**Goal**
Return every entry exactly as written.

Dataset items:
** Begin **

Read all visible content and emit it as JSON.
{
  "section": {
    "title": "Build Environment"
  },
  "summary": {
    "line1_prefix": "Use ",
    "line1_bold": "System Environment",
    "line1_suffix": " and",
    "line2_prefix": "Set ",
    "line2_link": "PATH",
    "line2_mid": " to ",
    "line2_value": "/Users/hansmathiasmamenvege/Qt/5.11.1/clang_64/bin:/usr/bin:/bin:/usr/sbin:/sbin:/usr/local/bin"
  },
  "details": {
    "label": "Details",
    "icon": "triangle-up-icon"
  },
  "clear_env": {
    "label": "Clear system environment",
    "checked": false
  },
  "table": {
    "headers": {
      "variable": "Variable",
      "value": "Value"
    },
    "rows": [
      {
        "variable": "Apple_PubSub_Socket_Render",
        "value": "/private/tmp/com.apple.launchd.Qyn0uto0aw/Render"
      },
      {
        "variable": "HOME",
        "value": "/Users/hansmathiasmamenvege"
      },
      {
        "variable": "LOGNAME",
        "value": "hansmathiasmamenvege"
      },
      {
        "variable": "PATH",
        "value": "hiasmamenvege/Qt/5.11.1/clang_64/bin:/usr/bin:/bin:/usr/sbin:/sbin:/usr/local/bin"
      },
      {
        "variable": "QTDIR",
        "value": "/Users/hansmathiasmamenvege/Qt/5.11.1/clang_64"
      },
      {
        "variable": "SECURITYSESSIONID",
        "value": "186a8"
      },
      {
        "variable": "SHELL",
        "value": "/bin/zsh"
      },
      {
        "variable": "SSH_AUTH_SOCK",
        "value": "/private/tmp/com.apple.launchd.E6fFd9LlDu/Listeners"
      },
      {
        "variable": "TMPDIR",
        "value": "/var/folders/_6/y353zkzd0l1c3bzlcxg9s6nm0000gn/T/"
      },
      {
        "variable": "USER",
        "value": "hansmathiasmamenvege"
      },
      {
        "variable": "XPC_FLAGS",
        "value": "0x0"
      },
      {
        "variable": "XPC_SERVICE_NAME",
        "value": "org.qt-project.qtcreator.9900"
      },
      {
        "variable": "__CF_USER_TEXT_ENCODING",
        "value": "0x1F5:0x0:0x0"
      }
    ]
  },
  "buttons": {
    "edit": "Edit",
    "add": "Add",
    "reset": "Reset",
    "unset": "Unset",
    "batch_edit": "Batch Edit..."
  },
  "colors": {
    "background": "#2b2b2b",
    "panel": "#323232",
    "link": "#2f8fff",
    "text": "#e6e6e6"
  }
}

** End **

**Output for this task**
Read all visible content and emit it as JSON.
{
  "section": {
    "title": "Build Environment"
  },
  "summary": {
    "line1_prefix": "Use ",
    "line1_bold": "System Environment",
    "line1_suffix": " and",
    "line2_prefix": "Set ",
    "line2_link": "PATH",
    "line2_mid": " to ",
    "line2_value": "/Users/hansmathiasmamenvege/Qt/5.11.1/clang_64/bin:/usr/bin:/bin:/usr/sbin:/sbin:/usr/local/bin"
  },
  "details": {
    "label": "Details",
    "icon": "triangle-up-icon"
  },
  "clear_env": {
    "label": "Clear system environment",
    "checked": false
  },
  "table": {
    "headers": {
      "variable": "Variable",
      "value": "Value"
    },
    "rows": [
      {
        "variable": "Apple_PubSub_Socket_Render",
        "value": "/private/tmp/com.apple.launchd.Qyn0uto0aw/Render"
      },
      {
        "variable": "HOME",
        "value": "/Users/hansmathiasmamenvege"
      },
      {
        "variable": "LOGNAME",
        "value": "hansmathiasmamenvege"
      },
      {
        "variable": "PATH",
        "value": "hiasmamenvege/Qt/5.11.1/clang_64/bin:/usr/bin:/bin:/usr/sbin:/sbin:/usr/local/bin"
      },
      {
        "variable": "QTDIR",
        "value": "/Users/hansmathiasmamenvege/Qt/5.11.1/clang_64"
      },
      {
        "variable": "SECURITYSESSIONID",
        "value": "186a8"
      },
      {
        "variable": "SHELL",
        "value": "/bin/zsh"
      },
      {
        "variable": "SSH_AUTH_SOCK",
        "value": "/private/tmp/com.apple.launchd.E6fFd9LlDu/Listeners"
      },
      {
        "variable": "TMPDIR",
        "value": "/var/folders/_6/y353zkzd0l1c3bzlcxg9s6nm0000gn/T/"
      },
      {
        "variable": "USER",
        "value": "hansmathiasmamenvege"
      },
      {
        "variable": "XPC_FLAGS",
        "value": "0x0"
      },
      {
        "variable": "XPC_SERVICE_NAME",
        "value": "org.qt-project.qtcreator.9900"
      },
      {
        "variable": "__CF_USER_TEXT_ENCODING",
        "value": "0x1F5:0x0:0x0"
      }
    ]
  },
  "buttons": {
    "edit": "Edit",
    "add": "Add",
    "reset": "Reset",
    "unset": "Unset",
    "batch_edit": "Batch Edit..."
  },
  "colors": {
    "background": "#2b2b2b",
    "panel": "#323232",
    "link": "#2f8fff",
    "text": "#e6e6e6"
  }
}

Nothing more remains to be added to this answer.